*GOAL OF THE EXERCISE*
Tally the lines of the listing that contain the word "SUBSTITUSI", then give the total and nothing else.

————————

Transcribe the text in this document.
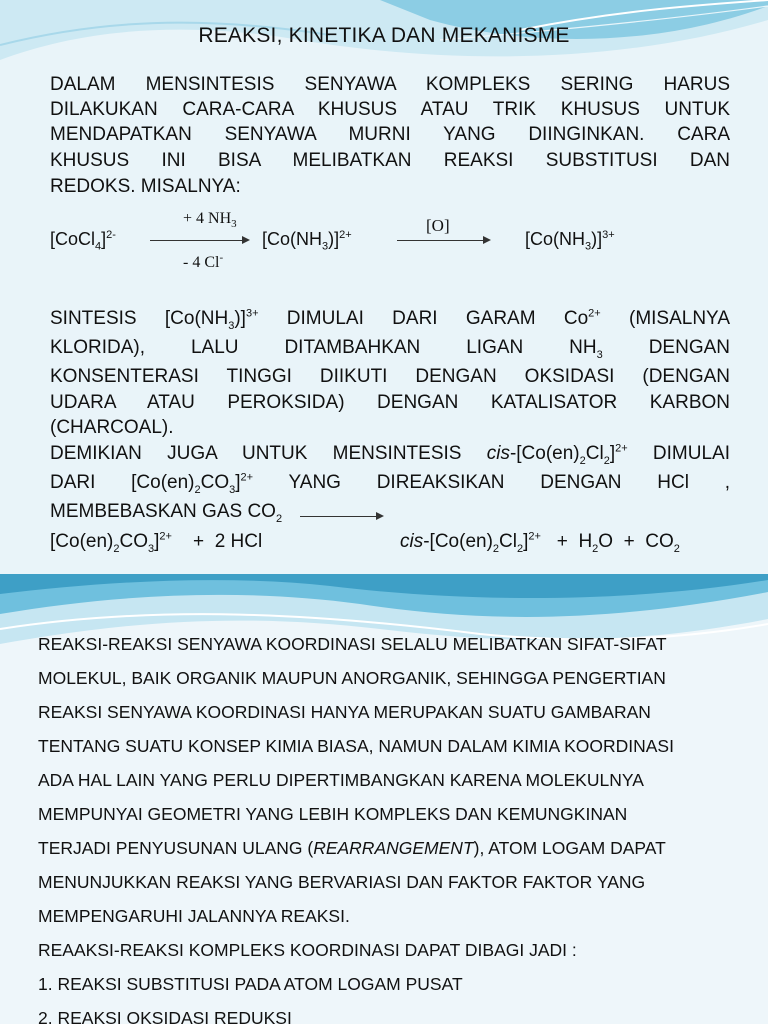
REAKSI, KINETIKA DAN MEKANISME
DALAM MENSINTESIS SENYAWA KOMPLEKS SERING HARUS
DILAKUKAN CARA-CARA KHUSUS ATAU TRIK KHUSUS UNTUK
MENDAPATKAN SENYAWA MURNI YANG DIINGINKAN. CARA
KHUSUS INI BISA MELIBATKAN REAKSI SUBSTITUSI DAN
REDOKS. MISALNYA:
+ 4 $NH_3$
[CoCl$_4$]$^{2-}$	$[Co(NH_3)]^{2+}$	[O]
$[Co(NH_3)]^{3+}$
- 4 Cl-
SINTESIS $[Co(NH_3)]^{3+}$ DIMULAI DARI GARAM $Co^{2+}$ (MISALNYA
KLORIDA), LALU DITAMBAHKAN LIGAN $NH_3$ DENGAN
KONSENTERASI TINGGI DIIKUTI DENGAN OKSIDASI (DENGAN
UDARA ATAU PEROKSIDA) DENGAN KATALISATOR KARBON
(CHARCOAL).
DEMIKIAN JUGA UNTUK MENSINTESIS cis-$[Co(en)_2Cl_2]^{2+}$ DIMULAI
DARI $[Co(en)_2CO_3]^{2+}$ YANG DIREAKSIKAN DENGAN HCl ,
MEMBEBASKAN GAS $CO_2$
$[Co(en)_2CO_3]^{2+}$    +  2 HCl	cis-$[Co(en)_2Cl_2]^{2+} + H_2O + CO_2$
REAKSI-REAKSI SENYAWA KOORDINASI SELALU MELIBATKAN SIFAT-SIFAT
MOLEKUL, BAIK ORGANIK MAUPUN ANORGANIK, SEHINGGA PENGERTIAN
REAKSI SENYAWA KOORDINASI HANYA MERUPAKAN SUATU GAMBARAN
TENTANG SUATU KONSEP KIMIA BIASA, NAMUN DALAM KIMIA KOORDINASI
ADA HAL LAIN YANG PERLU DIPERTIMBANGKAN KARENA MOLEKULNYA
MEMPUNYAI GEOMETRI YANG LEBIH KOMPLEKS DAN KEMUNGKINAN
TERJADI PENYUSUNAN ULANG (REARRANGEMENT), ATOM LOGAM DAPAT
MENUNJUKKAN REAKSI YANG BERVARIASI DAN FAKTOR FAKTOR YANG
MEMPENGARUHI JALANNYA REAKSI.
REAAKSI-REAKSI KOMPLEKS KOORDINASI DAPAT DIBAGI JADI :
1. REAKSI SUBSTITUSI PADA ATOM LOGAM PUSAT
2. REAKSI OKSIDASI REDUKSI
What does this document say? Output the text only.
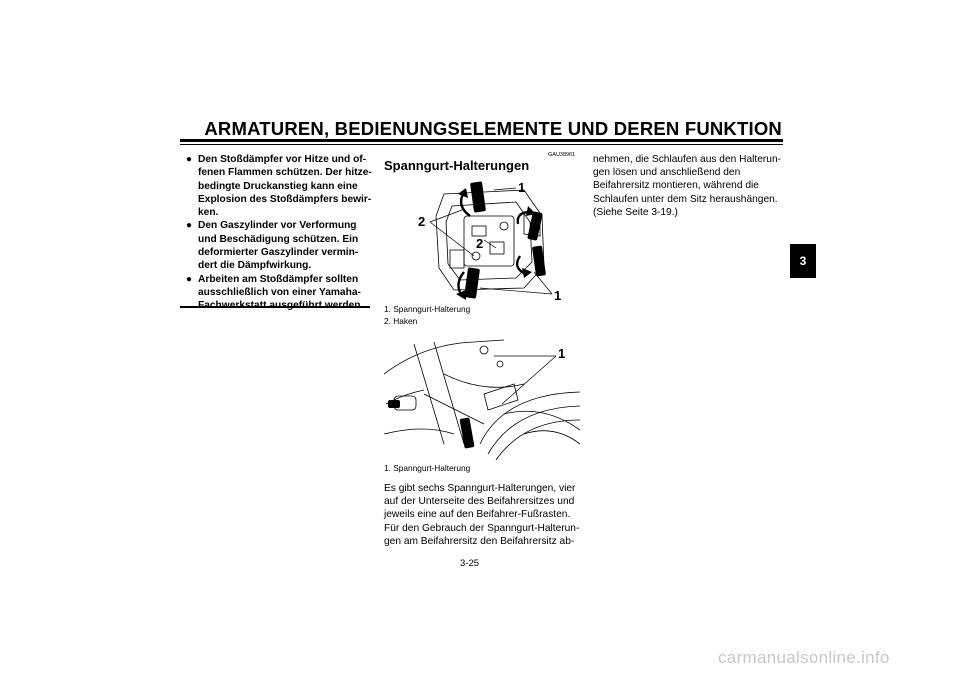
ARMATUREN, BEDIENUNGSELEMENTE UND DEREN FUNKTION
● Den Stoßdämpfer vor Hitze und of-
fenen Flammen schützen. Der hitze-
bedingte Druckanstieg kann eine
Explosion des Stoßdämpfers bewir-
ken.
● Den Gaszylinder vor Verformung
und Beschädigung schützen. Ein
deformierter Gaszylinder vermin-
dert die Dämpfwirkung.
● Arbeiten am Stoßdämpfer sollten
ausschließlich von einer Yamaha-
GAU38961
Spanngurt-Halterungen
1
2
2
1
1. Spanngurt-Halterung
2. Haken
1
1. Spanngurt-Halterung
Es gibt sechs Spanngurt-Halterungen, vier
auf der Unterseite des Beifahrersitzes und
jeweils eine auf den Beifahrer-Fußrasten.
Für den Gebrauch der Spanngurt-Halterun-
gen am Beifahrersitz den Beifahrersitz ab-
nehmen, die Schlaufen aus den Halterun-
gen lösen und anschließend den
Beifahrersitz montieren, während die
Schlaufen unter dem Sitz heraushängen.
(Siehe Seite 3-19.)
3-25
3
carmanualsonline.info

————————

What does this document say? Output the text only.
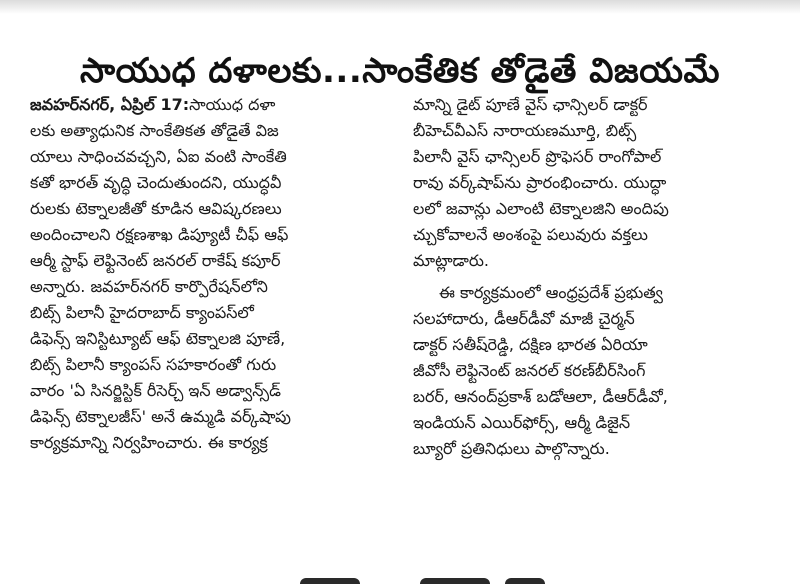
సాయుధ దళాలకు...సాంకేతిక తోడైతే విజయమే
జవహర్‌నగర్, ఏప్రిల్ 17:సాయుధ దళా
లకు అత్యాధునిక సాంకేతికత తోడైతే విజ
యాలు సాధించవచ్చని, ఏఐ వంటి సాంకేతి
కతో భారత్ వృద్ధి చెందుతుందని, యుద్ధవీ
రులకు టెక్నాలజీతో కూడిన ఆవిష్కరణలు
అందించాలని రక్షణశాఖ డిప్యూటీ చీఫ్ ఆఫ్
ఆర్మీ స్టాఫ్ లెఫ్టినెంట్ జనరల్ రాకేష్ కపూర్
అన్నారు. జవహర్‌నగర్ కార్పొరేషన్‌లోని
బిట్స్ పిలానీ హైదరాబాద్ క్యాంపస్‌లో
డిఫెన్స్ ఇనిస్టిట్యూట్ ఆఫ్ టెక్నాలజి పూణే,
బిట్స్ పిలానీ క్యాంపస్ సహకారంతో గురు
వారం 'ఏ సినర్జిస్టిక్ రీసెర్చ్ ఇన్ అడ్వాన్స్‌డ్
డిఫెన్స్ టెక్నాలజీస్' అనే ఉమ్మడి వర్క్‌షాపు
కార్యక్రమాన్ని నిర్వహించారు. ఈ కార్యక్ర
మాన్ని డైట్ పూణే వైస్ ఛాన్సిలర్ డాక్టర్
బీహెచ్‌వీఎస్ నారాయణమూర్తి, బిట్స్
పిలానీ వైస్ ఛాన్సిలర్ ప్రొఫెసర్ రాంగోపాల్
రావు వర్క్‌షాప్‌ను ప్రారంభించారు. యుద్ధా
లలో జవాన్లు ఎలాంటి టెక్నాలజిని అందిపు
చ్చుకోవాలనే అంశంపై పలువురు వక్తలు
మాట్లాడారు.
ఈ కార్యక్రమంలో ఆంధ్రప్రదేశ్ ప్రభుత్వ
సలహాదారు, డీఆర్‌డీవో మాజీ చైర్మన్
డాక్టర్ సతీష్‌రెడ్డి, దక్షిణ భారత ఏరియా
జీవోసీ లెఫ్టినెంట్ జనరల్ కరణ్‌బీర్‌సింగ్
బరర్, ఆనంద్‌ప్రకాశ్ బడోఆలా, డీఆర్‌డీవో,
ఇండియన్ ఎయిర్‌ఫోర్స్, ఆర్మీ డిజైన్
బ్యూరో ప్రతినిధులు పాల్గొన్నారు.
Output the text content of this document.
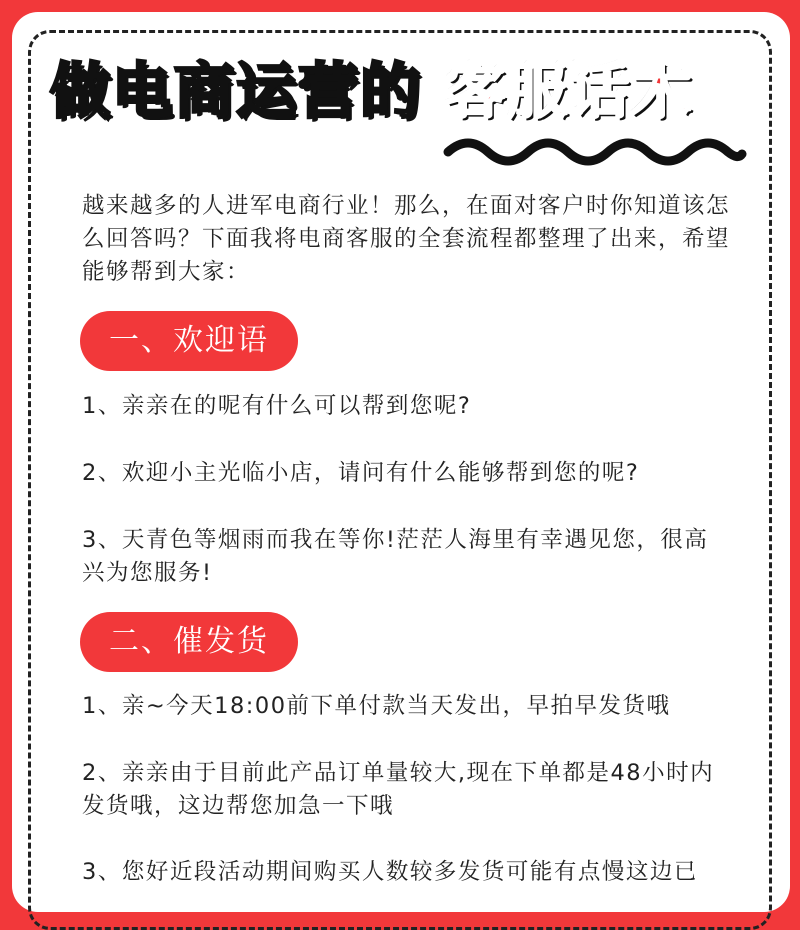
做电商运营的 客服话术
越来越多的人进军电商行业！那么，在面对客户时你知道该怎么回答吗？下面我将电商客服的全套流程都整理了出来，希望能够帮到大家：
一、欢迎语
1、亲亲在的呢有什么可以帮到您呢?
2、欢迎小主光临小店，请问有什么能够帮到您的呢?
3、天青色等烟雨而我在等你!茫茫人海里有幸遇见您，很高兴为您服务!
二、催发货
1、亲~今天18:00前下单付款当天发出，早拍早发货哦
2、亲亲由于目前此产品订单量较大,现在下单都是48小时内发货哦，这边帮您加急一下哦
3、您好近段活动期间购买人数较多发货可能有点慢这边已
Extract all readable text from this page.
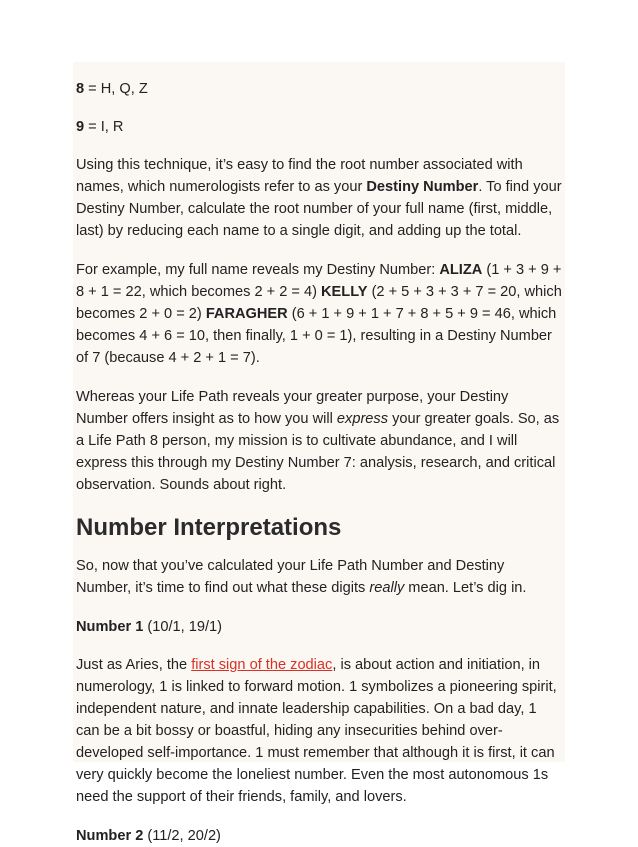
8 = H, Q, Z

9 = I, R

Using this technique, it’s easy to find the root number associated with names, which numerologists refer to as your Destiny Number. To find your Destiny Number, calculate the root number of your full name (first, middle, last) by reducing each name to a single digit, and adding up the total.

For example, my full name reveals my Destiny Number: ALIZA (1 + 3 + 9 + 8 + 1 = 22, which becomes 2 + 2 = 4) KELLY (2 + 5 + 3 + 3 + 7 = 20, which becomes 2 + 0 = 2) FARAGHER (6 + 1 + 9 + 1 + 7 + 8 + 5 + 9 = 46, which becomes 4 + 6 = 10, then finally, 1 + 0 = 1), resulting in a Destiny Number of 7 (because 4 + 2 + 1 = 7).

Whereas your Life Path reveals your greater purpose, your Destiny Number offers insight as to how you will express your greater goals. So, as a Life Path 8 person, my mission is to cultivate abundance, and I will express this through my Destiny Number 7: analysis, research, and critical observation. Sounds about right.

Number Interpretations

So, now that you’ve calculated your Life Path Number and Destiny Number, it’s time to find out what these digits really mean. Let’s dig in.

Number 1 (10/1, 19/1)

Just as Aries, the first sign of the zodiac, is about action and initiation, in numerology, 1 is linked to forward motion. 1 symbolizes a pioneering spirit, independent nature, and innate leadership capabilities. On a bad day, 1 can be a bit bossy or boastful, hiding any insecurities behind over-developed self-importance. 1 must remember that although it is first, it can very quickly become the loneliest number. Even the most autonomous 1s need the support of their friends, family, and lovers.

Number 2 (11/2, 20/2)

————————

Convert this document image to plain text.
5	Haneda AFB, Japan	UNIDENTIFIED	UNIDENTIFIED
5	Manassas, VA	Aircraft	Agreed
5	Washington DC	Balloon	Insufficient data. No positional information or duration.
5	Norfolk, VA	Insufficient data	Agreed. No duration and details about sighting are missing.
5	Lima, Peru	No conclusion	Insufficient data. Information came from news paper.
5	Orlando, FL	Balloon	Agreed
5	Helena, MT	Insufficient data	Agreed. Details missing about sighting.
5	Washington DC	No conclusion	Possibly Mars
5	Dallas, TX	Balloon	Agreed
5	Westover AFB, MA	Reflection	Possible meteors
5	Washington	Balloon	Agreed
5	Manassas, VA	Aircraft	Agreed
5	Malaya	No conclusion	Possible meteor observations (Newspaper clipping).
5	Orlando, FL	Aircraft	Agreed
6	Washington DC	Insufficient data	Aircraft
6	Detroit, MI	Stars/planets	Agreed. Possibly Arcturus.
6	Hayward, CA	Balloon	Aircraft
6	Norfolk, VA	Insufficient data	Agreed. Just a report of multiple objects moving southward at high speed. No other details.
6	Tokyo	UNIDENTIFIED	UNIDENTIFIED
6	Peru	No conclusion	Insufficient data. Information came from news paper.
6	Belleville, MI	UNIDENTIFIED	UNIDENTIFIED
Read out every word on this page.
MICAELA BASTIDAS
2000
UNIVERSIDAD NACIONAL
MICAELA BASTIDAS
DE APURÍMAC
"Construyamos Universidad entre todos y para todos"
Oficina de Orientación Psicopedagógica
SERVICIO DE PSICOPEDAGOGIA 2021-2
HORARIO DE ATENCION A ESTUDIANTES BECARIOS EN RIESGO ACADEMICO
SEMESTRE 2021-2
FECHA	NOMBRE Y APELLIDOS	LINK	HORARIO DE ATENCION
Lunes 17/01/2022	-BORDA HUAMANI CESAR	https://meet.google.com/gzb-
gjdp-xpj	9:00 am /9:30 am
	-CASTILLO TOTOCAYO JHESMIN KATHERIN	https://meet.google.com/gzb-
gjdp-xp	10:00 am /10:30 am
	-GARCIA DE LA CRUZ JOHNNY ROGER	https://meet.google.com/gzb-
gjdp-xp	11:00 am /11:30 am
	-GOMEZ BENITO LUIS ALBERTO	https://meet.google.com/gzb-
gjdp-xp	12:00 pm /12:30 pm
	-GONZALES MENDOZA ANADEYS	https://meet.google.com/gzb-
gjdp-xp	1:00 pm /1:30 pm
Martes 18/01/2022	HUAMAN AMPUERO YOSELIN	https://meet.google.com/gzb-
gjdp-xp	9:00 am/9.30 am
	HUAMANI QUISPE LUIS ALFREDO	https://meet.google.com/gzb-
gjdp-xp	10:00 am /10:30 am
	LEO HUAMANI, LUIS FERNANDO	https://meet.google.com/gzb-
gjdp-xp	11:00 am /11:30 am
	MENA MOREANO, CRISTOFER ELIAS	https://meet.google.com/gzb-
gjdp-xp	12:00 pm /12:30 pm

————————

*ANSWER TO THE EXERCISE*
2